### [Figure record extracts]
———

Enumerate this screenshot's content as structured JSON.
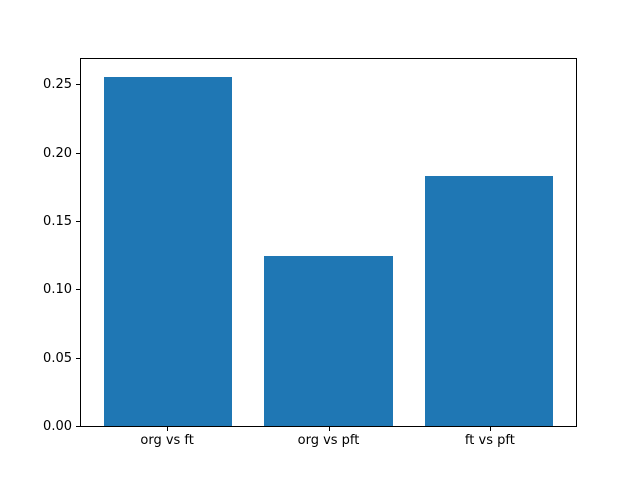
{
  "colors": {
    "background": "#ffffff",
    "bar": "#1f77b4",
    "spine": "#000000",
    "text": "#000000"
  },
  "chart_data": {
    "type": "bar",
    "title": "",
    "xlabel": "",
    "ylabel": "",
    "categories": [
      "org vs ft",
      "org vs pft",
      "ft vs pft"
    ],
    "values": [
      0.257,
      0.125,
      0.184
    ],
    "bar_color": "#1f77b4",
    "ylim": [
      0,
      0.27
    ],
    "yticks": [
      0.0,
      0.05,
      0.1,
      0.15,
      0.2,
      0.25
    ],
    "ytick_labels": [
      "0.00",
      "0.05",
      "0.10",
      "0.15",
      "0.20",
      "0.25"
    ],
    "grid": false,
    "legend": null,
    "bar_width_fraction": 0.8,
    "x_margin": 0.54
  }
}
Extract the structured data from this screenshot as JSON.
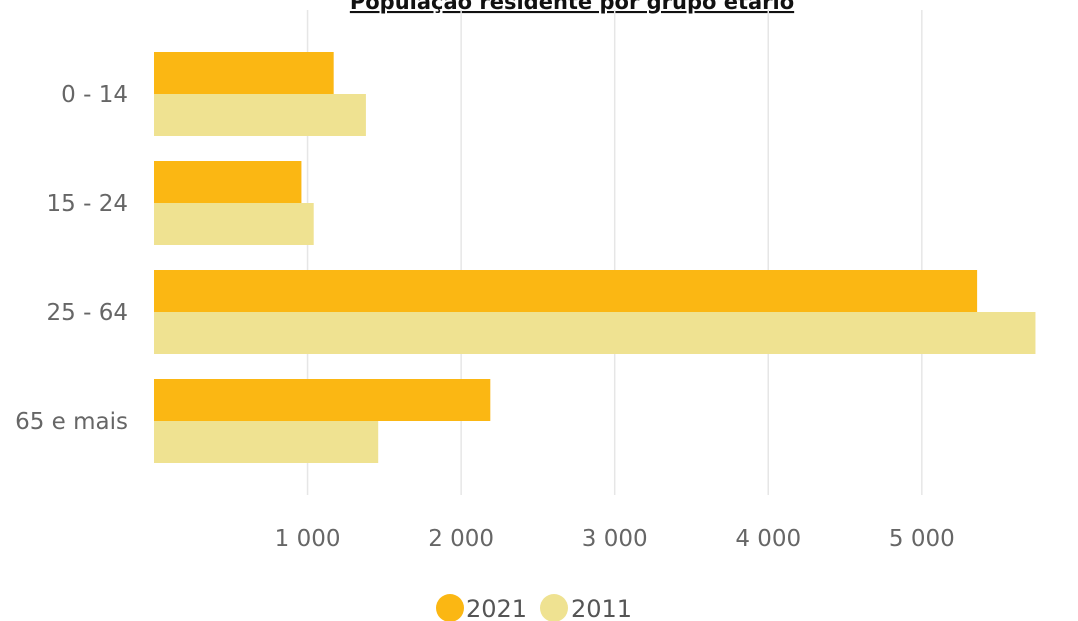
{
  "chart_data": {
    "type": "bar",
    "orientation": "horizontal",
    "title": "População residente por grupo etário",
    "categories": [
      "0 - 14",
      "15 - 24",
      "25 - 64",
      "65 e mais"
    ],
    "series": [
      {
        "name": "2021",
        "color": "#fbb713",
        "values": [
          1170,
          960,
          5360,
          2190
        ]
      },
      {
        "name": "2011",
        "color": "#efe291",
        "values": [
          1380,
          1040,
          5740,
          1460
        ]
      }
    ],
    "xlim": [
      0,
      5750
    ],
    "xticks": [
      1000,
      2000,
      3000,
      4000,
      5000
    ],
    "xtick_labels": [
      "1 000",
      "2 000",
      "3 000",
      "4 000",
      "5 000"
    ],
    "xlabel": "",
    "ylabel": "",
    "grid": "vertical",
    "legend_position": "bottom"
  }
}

———

### [Your task]
Give back the entries verbatim. Do not include any picture.

### [Answer]
Enumerate this screenshot's content as structured JSON.
{
  "colors": {
    "background": "#ffffff",
    "bar": "#1f77b4",
    "spine": "#000000",
    "text": "#000000"
  },
  "chart_data": {
    "type": "bar",
    "title": "",
    "xlabel": "",
    "ylabel": "",
    "categories": [
      "org vs ft",
      "org vs pft",
      "ft vs pft"
    ],
    "values": [
      0.257,
      0.125,
      0.184
    ],
    "bar_color": "#1f77b4",
    "ylim": [
      0,
      0.27
    ],
    "yticks": [
      0.0,
      0.05,
      0.1,
      0.15,
      0.2,
      0.25
    ],
    "ytick_labels": [
      "0.00",
      "0.05",
      "0.10",
      "0.15",
      "0.20",
      "0.25"
    ],
    "grid": false,
    "legend": null,
    "bar_width_fraction": 0.8,
    "x_margin": 0.54
  }
}
Extract the structured data from this screenshot as JSON.
{
  "chart_data": {
    "type": "bar",
    "orientation": "horizontal",
    "title": "População residente por grupo etário",
    "categories": [
      "0 - 14",
      "15 - 24",
      "25 - 64",
      "65 e mais"
    ],
    "series": [
      {
        "name": "2021",
        "color": "#fbb713",
        "values": [
          1170,
          960,
          5360,
          2190
        ]
      },
      {
        "name": "2011",
        "color": "#efe291",
        "values": [
          1380,
          1040,
          5740,
          1460
        ]
      }
    ],
    "xlim": [
      0,
      5750
    ],
    "xticks": [
      1000,
      2000,
      3000,
      4000,
      5000
    ],
    "xtick_labels": [
      "1 000",
      "2 000",
      "3 000",
      "4 000",
      "5 000"
    ],
    "xlabel": "",
    "ylabel": "",
    "grid": "vertical",
    "legend_position": "bottom"
  }
}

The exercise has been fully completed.